**Stated problem:** Output the material below unchanged, apart from leaving out the pictures.

Dataset rows about figures
.....
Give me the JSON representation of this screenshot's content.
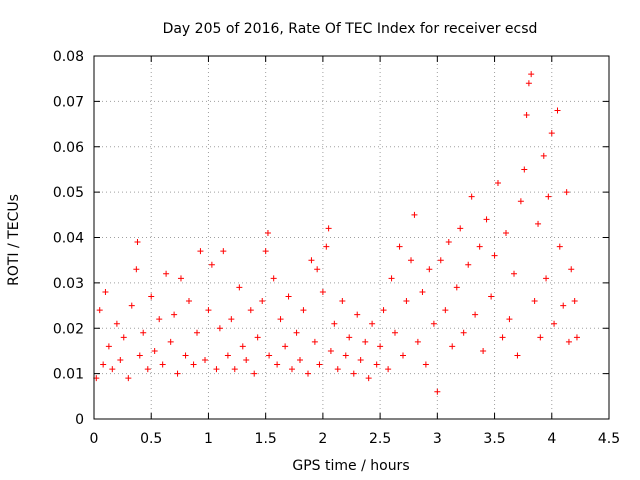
{
  "chart_data": {
    "type": "scatter",
    "title": "Day 205 of 2016, Rate Of TEC Index for receiver ecsd",
    "xlabel": "GPS time / hours",
    "ylabel": "ROTI / TECUs",
    "xlim": [
      0,
      4.5
    ],
    "ylim": [
      0,
      0.08
    ],
    "xticks": [
      0,
      0.5,
      1,
      1.5,
      2,
      2.5,
      3,
      3.5,
      4,
      4.5
    ],
    "xtick_labels": [
      "0",
      "0.5",
      "1",
      "1.5",
      "2",
      "2.5",
      "3",
      "3.5",
      "4",
      "4.5"
    ],
    "yticks": [
      0,
      0.01,
      0.02,
      0.03,
      0.04,
      0.05,
      0.06,
      0.07,
      0.08
    ],
    "ytick_labels": [
      "0",
      "0.01",
      "0.02",
      "0.03",
      "0.04",
      "0.05",
      "0.06",
      "0.07",
      "0.08"
    ],
    "grid": true,
    "marker": "plus",
    "color": "#ff0000",
    "series": [
      {
        "name": "ROTI",
        "x": [
          0.02,
          0.05,
          0.08,
          0.1,
          0.13,
          0.16,
          0.2,
          0.23,
          0.26,
          0.3,
          0.33,
          0.37,
          0.38,
          0.4,
          0.43,
          0.47,
          0.5,
          0.53,
          0.57,
          0.6,
          0.63,
          0.67,
          0.7,
          0.73,
          0.76,
          0.8,
          0.83,
          0.87,
          0.9,
          0.93,
          0.97,
          1.0,
          1.03,
          1.07,
          1.1,
          1.13,
          1.17,
          1.2,
          1.23,
          1.27,
          1.3,
          1.33,
          1.37,
          1.4,
          1.43,
          1.47,
          1.5,
          1.52,
          1.53,
          1.57,
          1.6,
          1.63,
          1.67,
          1.7,
          1.73,
          1.77,
          1.8,
          1.83,
          1.87,
          1.9,
          1.93,
          1.95,
          1.97,
          2.0,
          2.03,
          2.05,
          2.07,
          2.1,
          2.13,
          2.17,
          2.2,
          2.23,
          2.27,
          2.3,
          2.33,
          2.37,
          2.4,
          2.43,
          2.47,
          2.5,
          2.53,
          2.57,
          2.6,
          2.63,
          2.67,
          2.7,
          2.73,
          2.77,
          2.8,
          2.83,
          2.87,
          2.9,
          2.93,
          2.97,
          3.0,
          3.03,
          3.07,
          3.1,
          3.13,
          3.17,
          3.2,
          3.23,
          3.27,
          3.3,
          3.33,
          3.37,
          3.4,
          3.43,
          3.47,
          3.5,
          3.53,
          3.57,
          3.6,
          3.63,
          3.67,
          3.7,
          3.73,
          3.76,
          3.78,
          3.8,
          3.82,
          3.85,
          3.88,
          3.9,
          3.93,
          3.95,
          3.97,
          4.0,
          4.02,
          4.05,
          4.07,
          4.1,
          4.13,
          4.15,
          4.17,
          4.2,
          4.22
        ],
        "y": [
          0.009,
          0.024,
          0.012,
          0.028,
          0.016,
          0.011,
          0.021,
          0.013,
          0.018,
          0.009,
          0.025,
          0.033,
          0.039,
          0.014,
          0.019,
          0.011,
          0.027,
          0.015,
          0.022,
          0.012,
          0.032,
          0.017,
          0.023,
          0.01,
          0.031,
          0.014,
          0.026,
          0.012,
          0.019,
          0.037,
          0.013,
          0.024,
          0.034,
          0.011,
          0.02,
          0.037,
          0.014,
          0.022,
          0.011,
          0.029,
          0.016,
          0.013,
          0.024,
          0.01,
          0.018,
          0.026,
          0.037,
          0.041,
          0.014,
          0.031,
          0.012,
          0.022,
          0.016,
          0.027,
          0.011,
          0.019,
          0.013,
          0.024,
          0.01,
          0.035,
          0.017,
          0.033,
          0.012,
          0.028,
          0.038,
          0.042,
          0.015,
          0.021,
          0.011,
          0.026,
          0.014,
          0.018,
          0.01,
          0.023,
          0.013,
          0.017,
          0.009,
          0.021,
          0.012,
          0.016,
          0.024,
          0.011,
          0.031,
          0.019,
          0.038,
          0.014,
          0.026,
          0.035,
          0.045,
          0.017,
          0.028,
          0.012,
          0.033,
          0.021,
          0.006,
          0.035,
          0.024,
          0.039,
          0.016,
          0.029,
          0.042,
          0.019,
          0.034,
          0.049,
          0.023,
          0.038,
          0.015,
          0.044,
          0.027,
          0.036,
          0.052,
          0.018,
          0.041,
          0.022,
          0.032,
          0.014,
          0.048,
          0.055,
          0.067,
          0.074,
          0.076,
          0.026,
          0.043,
          0.018,
          0.058,
          0.031,
          0.049,
          0.063,
          0.021,
          0.068,
          0.038,
          0.025,
          0.05,
          0.017,
          0.033,
          0.026,
          0.018
        ]
      }
    ]
  }
}
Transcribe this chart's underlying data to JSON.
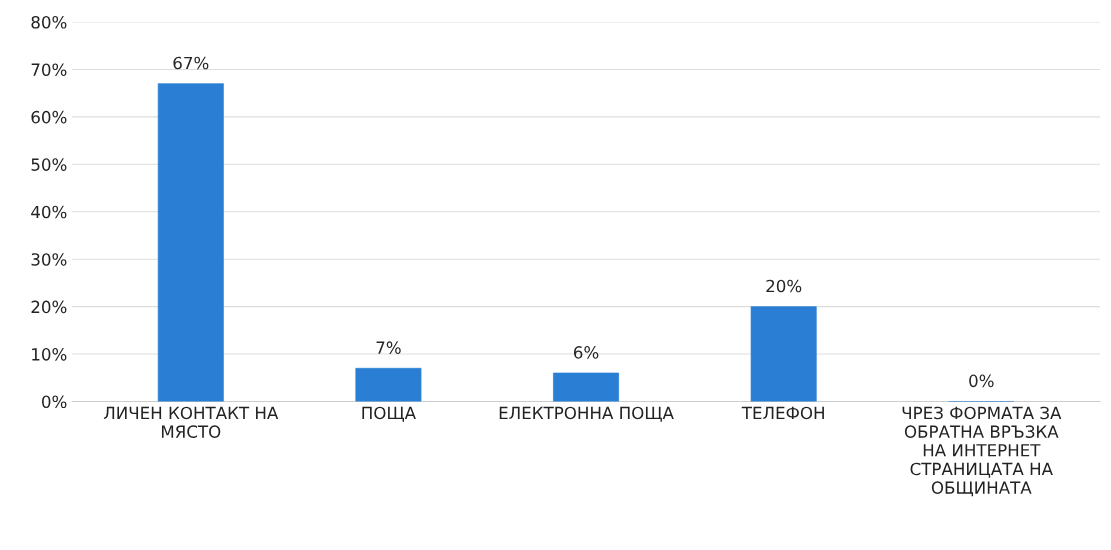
{
  "chart_data": {
    "type": "bar",
    "categories": [
      "ЛИЧЕН КОНТАКТ НА МЯСТО",
      "ПОЩА",
      "ЕЛЕКТРОННА ПОЩА",
      "ТЕЛЕФОН",
      "ЧРЕЗ ФОРМАТА ЗА ОБРАТНА ВРЪЗКА НА ИНТЕРНЕТ СТРАНИЦАТА НА ОБЩИНАТА"
    ],
    "values": [
      67,
      7,
      6,
      20,
      0
    ],
    "value_labels": [
      "67%",
      "7%",
      "6%",
      "20%",
      "0%"
    ],
    "color": "#2a7fd4",
    "ylim": [
      0,
      80
    ],
    "yticks": [
      {
        "value": 0,
        "label": "0%"
      },
      {
        "value": 10,
        "label": "10%"
      },
      {
        "value": 20,
        "label": "20%"
      },
      {
        "value": 30,
        "label": "30%"
      },
      {
        "value": 40,
        "label": "40%"
      },
      {
        "value": 50,
        "label": "50%"
      },
      {
        "value": 60,
        "label": "60%"
      },
      {
        "value": 70,
        "label": "70%"
      },
      {
        "value": 80,
        "label": "80%"
      }
    ],
    "grid": "y"
  }
}
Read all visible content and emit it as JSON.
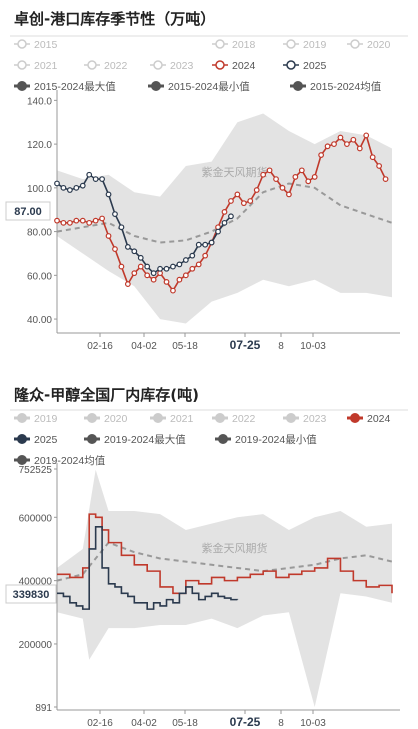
.....
**Solution:**
Give me the JSON representation of this screenshot's content.
{
  "chart_data": {
    "type": "scatter",
    "title": "Day 205 of 2016, Rate Of TEC Index for receiver ecsd",
    "xlabel": "GPS time / hours",
    "ylabel": "ROTI / TECUs",
    "xlim": [
      0,
      4.5
    ],
    "ylim": [
      0,
      0.08
    ],
    "xticks": [
      0,
      0.5,
      1,
      1.5,
      2,
      2.5,
      3,
      3.5,
      4,
      4.5
    ],
    "xtick_labels": [
      "0",
      "0.5",
      "1",
      "1.5",
      "2",
      "2.5",
      "3",
      "3.5",
      "4",
      "4.5"
    ],
    "yticks": [
      0,
      0.01,
      0.02,
      0.03,
      0.04,
      0.05,
      0.06,
      0.07,
      0.08
    ],
    "ytick_labels": [
      "0",
      "0.01",
      "0.02",
      "0.03",
      "0.04",
      "0.05",
      "0.06",
      "0.07",
      "0.08"
    ],
    "grid": true,
    "marker": "plus",
    "color": "#ff0000",
    "series": [
      {
        "name": "ROTI",
        "x": [
          0.02,
          0.05,
          0.08,
          0.1,
          0.13,
          0.16,
          0.2,
          0.23,
          0.26,
          0.3,
          0.33,
          0.37,
          0.38,
          0.4,
          0.43,
          0.47,
          0.5,
          0.53,
          0.57,
          0.6,
          0.63,
          0.67,
          0.7,
          0.73,
          0.76,
          0.8,
          0.83,
          0.87,
          0.9,
          0.93,
          0.97,
          1.0,
          1.03,
          1.07,
          1.1,
          1.13,
          1.17,
          1.2,
          1.23,
          1.27,
          1.3,
          1.33,
          1.37,
          1.4,
          1.43,
          1.47,
          1.5,
          1.52,
          1.53,
          1.57,
          1.6,
          1.63,
          1.67,
          1.7,
          1.73,
          1.77,
          1.8,
          1.83,
          1.87,
          1.9,
          1.93,
          1.95,
          1.97,
          2.0,
          2.03,
          2.05,
          2.07,
          2.1,
          2.13,
          2.17,
          2.2,
          2.23,
          2.27,
          2.3,
          2.33,
          2.37,
          2.4,
          2.43,
          2.47,
          2.5,
          2.53,
          2.57,
          2.6,
          2.63,
          2.67,
          2.7,
          2.73,
          2.77,
          2.8,
          2.83,
          2.87,
          2.9,
          2.93,
          2.97,
          3.0,
          3.03,
          3.07,
          3.1,
          3.13,
          3.17,
          3.2,
          3.23,
          3.27,
          3.3,
          3.33,
          3.37,
          3.4,
          3.43,
          3.47,
          3.5,
          3.53,
          3.57,
          3.6,
          3.63,
          3.67,
          3.7,
          3.73,
          3.76,
          3.78,
          3.8,
          3.82,
          3.85,
          3.88,
          3.9,
          3.93,
          3.95,
          3.97,
          4.0,
          4.02,
          4.05,
          4.07,
          4.1,
          4.13,
          4.15,
          4.17,
          4.2,
          4.22
        ],
        "y": [
          0.009,
          0.024,
          0.012,
          0.028,
          0.016,
          0.011,
          0.021,
          0.013,
          0.018,
          0.009,
          0.025,
          0.033,
          0.039,
          0.014,
          0.019,
          0.011,
          0.027,
          0.015,
          0.022,
          0.012,
          0.032,
          0.017,
          0.023,
          0.01,
          0.031,
          0.014,
          0.026,
          0.012,
          0.019,
          0.037,
          0.013,
          0.024,
          0.034,
          0.011,
          0.02,
          0.037,
          0.014,
          0.022,
          0.011,
          0.029,
          0.016,
          0.013,
          0.024,
          0.01,
          0.018,
          0.026,
          0.037,
          0.041,
          0.014,
          0.031,
          0.012,
          0.022,
          0.016,
          0.027,
          0.011,
          0.019,
          0.013,
          0.024,
          0.01,
          0.035,
          0.017,
          0.033,
          0.012,
          0.028,
          0.038,
          0.042,
          0.015,
          0.021,
          0.011,
          0.026,
          0.014,
          0.018,
          0.01,
          0.023,
          0.013,
          0.017,
          0.009,
          0.021,
          0.012,
          0.016,
          0.024,
          0.011,
          0.031,
          0.019,
          0.038,
          0.014,
          0.026,
          0.035,
          0.045,
          0.017,
          0.028,
          0.012,
          0.033,
          0.021,
          0.006,
          0.035,
          0.024,
          0.039,
          0.016,
          0.029,
          0.042,
          0.019,
          0.034,
          0.049,
          0.023,
          0.038,
          0.015,
          0.044,
          0.027,
          0.036,
          0.052,
          0.018,
          0.041,
          0.022,
          0.032,
          0.014,
          0.048,
          0.055,
          0.067,
          0.074,
          0.076,
          0.026,
          0.043,
          0.018,
          0.058,
          0.031,
          0.049,
          0.063,
          0.021,
          0.068,
          0.038,
          0.025,
          0.05,
          0.017,
          0.033,
          0.026,
          0.018
        ]
      }
    ]
  }
}
Transcribe this chart's underlying data to JSON.
{
  "chart_data": {
    "type": "bar",
    "categories": [
      "ЛИЧЕН КОНТАКТ НА МЯСТО",
      "ПОЩА",
      "ЕЛЕКТРОННА ПОЩА",
      "ТЕЛЕФОН",
      "ЧРЕЗ ФОРМАТА ЗА ОБРАТНА ВРЪЗКА НА ИНТЕРНЕТ СТРАНИЦАТА НА ОБЩИНАТА"
    ],
    "values": [
      67,
      7,
      6,
      20,
      0
    ],
    "value_labels": [
      "67%",
      "7%",
      "6%",
      "20%",
      "0%"
    ],
    "color": "#2a7fd4",
    "ylim": [
      0,
      80
    ],
    "yticks": [
      {
        "value": 0,
        "label": "0%"
      },
      {
        "value": 10,
        "label": "10%"
      },
      {
        "value": 20,
        "label": "20%"
      },
      {
        "value": 30,
        "label": "30%"
      },
      {
        "value": 40,
        "label": "40%"
      },
      {
        "value": 50,
        "label": "50%"
      },
      {
        "value": 60,
        "label": "60%"
      },
      {
        "value": 70,
        "label": "70%"
      },
      {
        "value": 80,
        "label": "80%"
      }
    ],
    "grid": "y"
  }
}
Read all visible content and emit it as JSON.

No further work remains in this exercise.